### Task statement
Show every line of the records below that contains the word "Demand".

Items listed in a dataset
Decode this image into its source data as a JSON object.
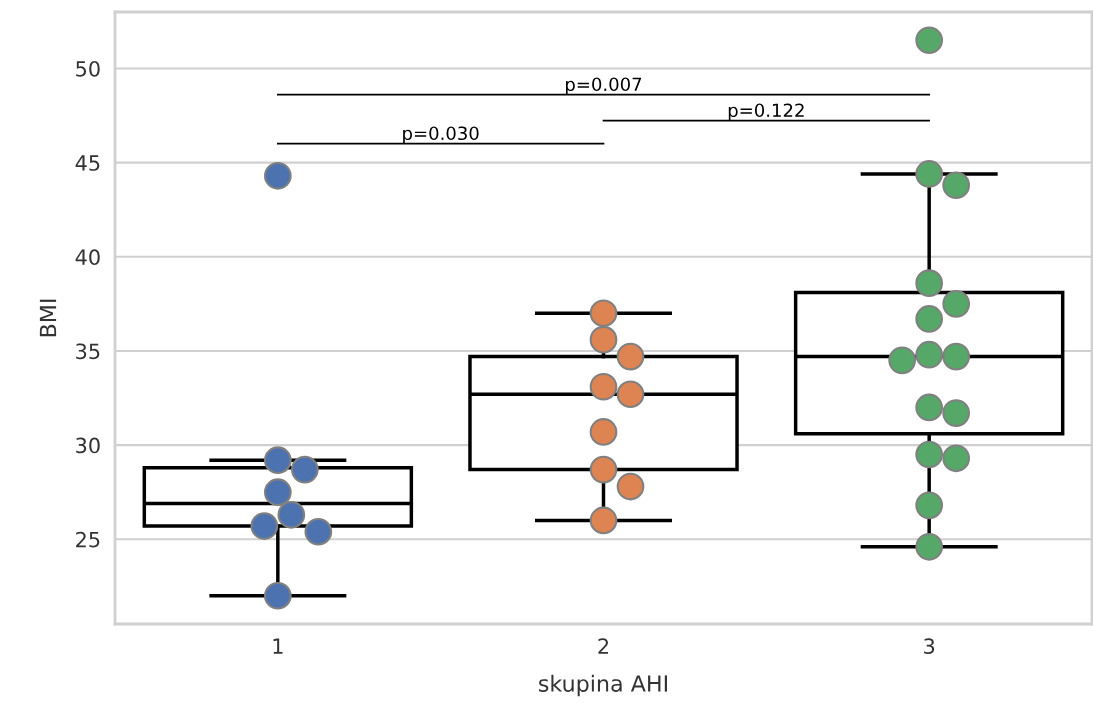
{
  "chart_data": {
    "type": "box",
    "xlabel": "skupina AHI",
    "ylabel": "BMI",
    "categories": [
      "1",
      "2",
      "3"
    ],
    "boxes": [
      {
        "low": 22.0,
        "q1": 25.7,
        "median": 26.9,
        "q3": 28.8,
        "high": 29.2
      },
      {
        "low": 26.0,
        "q1": 28.7,
        "median": 32.7,
        "q3": 34.7,
        "high": 37.0
      },
      {
        "low": 24.6,
        "q1": 30.6,
        "median": 34.7,
        "q3": 38.1,
        "high": 44.4
      }
    ],
    "series": [
      {
        "type": "scatter",
        "color": "#4c72b0",
        "x": [
          "1",
          "1",
          "1",
          "1",
          "1",
          "1",
          "1",
          "1"
        ],
        "values": [
          44.3,
          29.2,
          28.7,
          27.5,
          26.3,
          25.7,
          25.4,
          22.0
        ]
      },
      {
        "type": "scatter",
        "color": "#dd8452",
        "x": [
          "2",
          "2",
          "2",
          "2",
          "2",
          "2",
          "2",
          "2",
          "2"
        ],
        "values": [
          37.0,
          35.6,
          34.7,
          33.1,
          32.7,
          30.7,
          28.7,
          27.8,
          26.0
        ]
      },
      {
        "type": "scatter",
        "color": "#55a868",
        "x": [
          "3",
          "3",
          "3",
          "3",
          "3",
          "3",
          "3",
          "3",
          "3",
          "3",
          "3",
          "3",
          "3",
          "3",
          "3"
        ],
        "values": [
          51.5,
          44.4,
          43.8,
          38.6,
          37.5,
          36.7,
          34.8,
          34.7,
          34.5,
          32.0,
          31.7,
          29.5,
          29.3,
          26.8,
          24.6
        ]
      }
    ],
    "annotations": [
      "p=0.030",
      "p=0.122",
      "p=0.007"
    ],
    "ylim": [
      20.5,
      53.0
    ],
    "yticks": [
      25,
      30,
      35,
      40,
      45,
      50
    ],
    "grid": "y",
    "legend": false,
    "marker": "circle"
  }
}
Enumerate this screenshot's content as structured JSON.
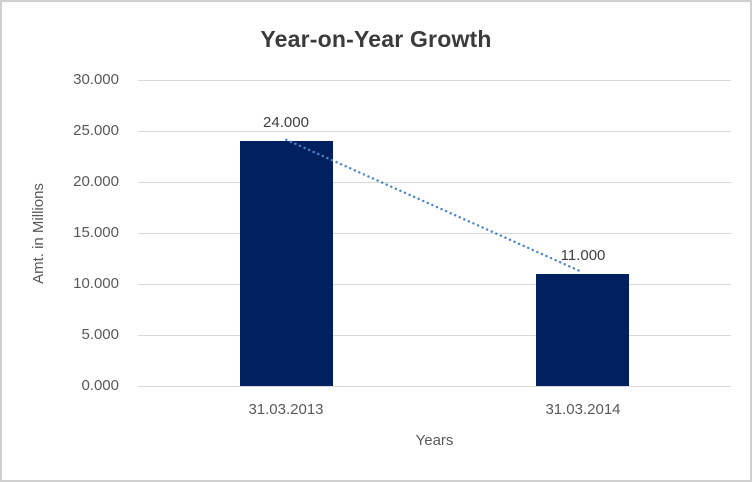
{
  "chart_data": {
    "type": "bar",
    "title": "Year-on-Year Growth",
    "categories": [
      "31.03.2013",
      "31.03.2014"
    ],
    "values": [
      24,
      11
    ],
    "data_labels": [
      "24.000",
      "11.000"
    ],
    "xlabel": "Years",
    "ylabel": "Amt. in Millions",
    "ylim": [
      0,
      30
    ],
    "ytick_step": 5,
    "yticks": [
      "0.000",
      "5.000",
      "10.000",
      "15.000",
      "20.000",
      "25.000",
      "30.000"
    ],
    "grid": true,
    "legend": "none",
    "trendline": {
      "style": "dotted",
      "from_value": 24,
      "to_value": 11
    },
    "colors": {
      "bar": "#002060",
      "trendline": "#4a86c8",
      "gridline": "#d9d9d9",
      "tick_text": "#595959",
      "data_label_text": "#404040",
      "title_text": "#3b3b3b",
      "frame_border": "#cfcfcf",
      "background": "#ffffff"
    }
  }
}
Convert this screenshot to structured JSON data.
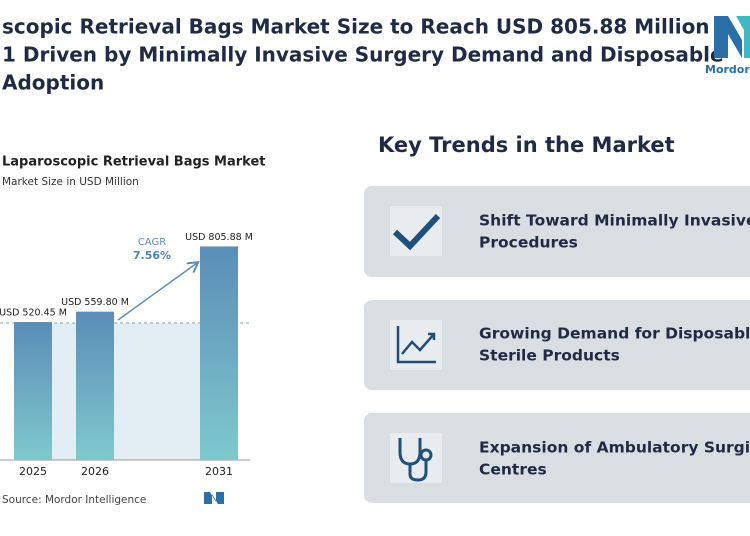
{
  "header": {
    "title_lines": [
      "scopic Retrieval Bags Market Size to Reach USD 805.88 Million",
      "1 Driven by Minimally Invasive Surgery Demand and Disposable",
      "Adoption"
    ],
    "logo": "Mordor In"
  },
  "chart_data": {
    "type": "bar",
    "title": "Laparoscopic Retrieval Bags Market",
    "subtitle": "Market Size in USD Million",
    "categories": [
      "2025",
      "2026",
      "2031"
    ],
    "values": [
      520.45,
      559.8,
      805.88
    ],
    "value_labels": [
      "USD 520.45 M",
      "USD 559.80 M",
      "USD 805.88 M"
    ],
    "annotations": [
      "CAGR",
      "7.56%"
    ],
    "source": "Source: Mordor Intelligence"
  },
  "key_trends": {
    "heading": "Key Trends in the Market",
    "items": [
      {
        "lines": [
          "Shift Toward Minimally Invasive",
          "Procedures"
        ]
      },
      {
        "lines": [
          "Growing Demand for Disposabl",
          "Sterile Products"
        ]
      },
      {
        "lines": [
          "Expansion of Ambulatory Surgic",
          "Centres"
        ]
      }
    ]
  }
}
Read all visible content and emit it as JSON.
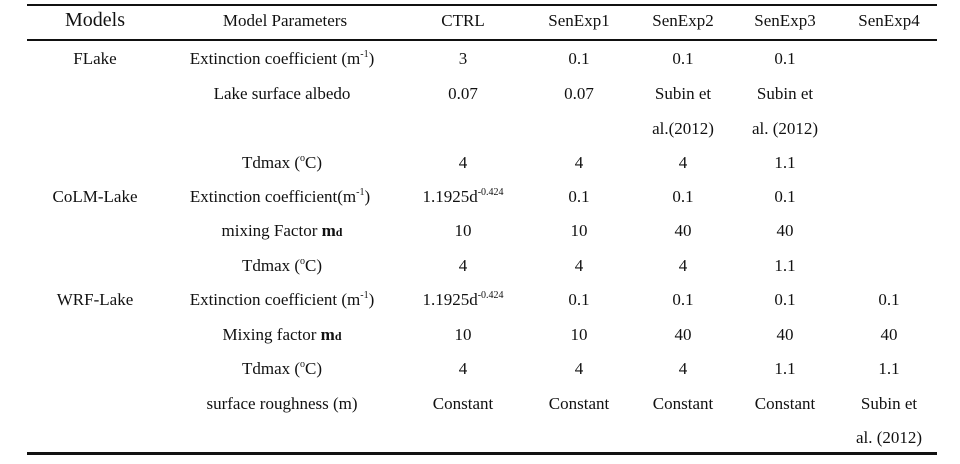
{
  "headers": {
    "models": "Models",
    "params": "Model Parameters",
    "ctrl": "CTRL",
    "s1": "SenExp1",
    "s2": "SenExp2",
    "s3": "SenExp3",
    "s4": "SenExp4"
  },
  "model_labels": {
    "flake": "FLake",
    "colm": "CoLM-Lake",
    "wrf": "WRF-Lake"
  },
  "rows": [
    {
      "param": "Extinction coefficient (m",
      "param_sup": "-1",
      "param_tail": ")",
      "ctrl": "3",
      "s1": "0.1",
      "s2": "0.1",
      "s3": "0.1",
      "s4": ""
    },
    {
      "param": "Lake surface albedo",
      "ctrl": "0.07",
      "s1": "0.07",
      "s2": "Subin et",
      "s3": "Subin et",
      "s4": ""
    },
    {
      "s2": "al.(2012)",
      "s3": "al. (2012)"
    },
    {
      "param": "Tdmax (",
      "param_sup": "o",
      "param_tail": "C)",
      "ctrl": "4",
      "s1": "4",
      "s2": "4",
      "s3": "1.1",
      "s4": ""
    },
    {
      "param": "Extinction coefficient(m",
      "param_sup": "-1",
      "param_tail": ")",
      "ctrl": "1.1925d",
      "ctrl_sup": "-0.424",
      "s1": "0.1",
      "s2": "0.1",
      "s3": "0.1",
      "s4": ""
    },
    {
      "param": "mixing Factor ",
      "param_bold": "m",
      "param_sub": "d",
      "ctrl": "10",
      "s1": "10",
      "s2": "40",
      "s3": "40",
      "s4": ""
    },
    {
      "param": "Tdmax (",
      "param_sup": "o",
      "param_tail": "C)",
      "ctrl": "4",
      "s1": "4",
      "s2": "4",
      "s3": "1.1",
      "s4": ""
    },
    {
      "param": "Extinction coefficient (m",
      "param_sup": "-1",
      "param_tail": ")",
      "ctrl": "1.1925d",
      "ctrl_sup": "-0.424",
      "s1": "0.1",
      "s2": "0.1",
      "s3": "0.1",
      "s4": "0.1"
    },
    {
      "param": "Mixing factor ",
      "param_bold": "m",
      "param_sub": "d",
      "ctrl": "10",
      "s1": "10",
      "s2": "40",
      "s3": "40",
      "s4": "40"
    },
    {
      "param": "Tdmax (",
      "param_sup": "o",
      "param_tail": "C)",
      "ctrl": "4",
      "s1": "4",
      "s2": "4",
      "s3": "1.1",
      "s4": "1.1"
    },
    {
      "param": "surface roughness (m)",
      "ctrl": "Constant",
      "s1": "Constant",
      "s2": "Constant",
      "s3": "Constant",
      "s4": "Subin et"
    },
    {
      "s4": "al. (2012)"
    }
  ]
}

### Output
      "1 Driven by Minimally Invasive Surgery Demand and Disposable",
          "Growing Demand for Disposabl",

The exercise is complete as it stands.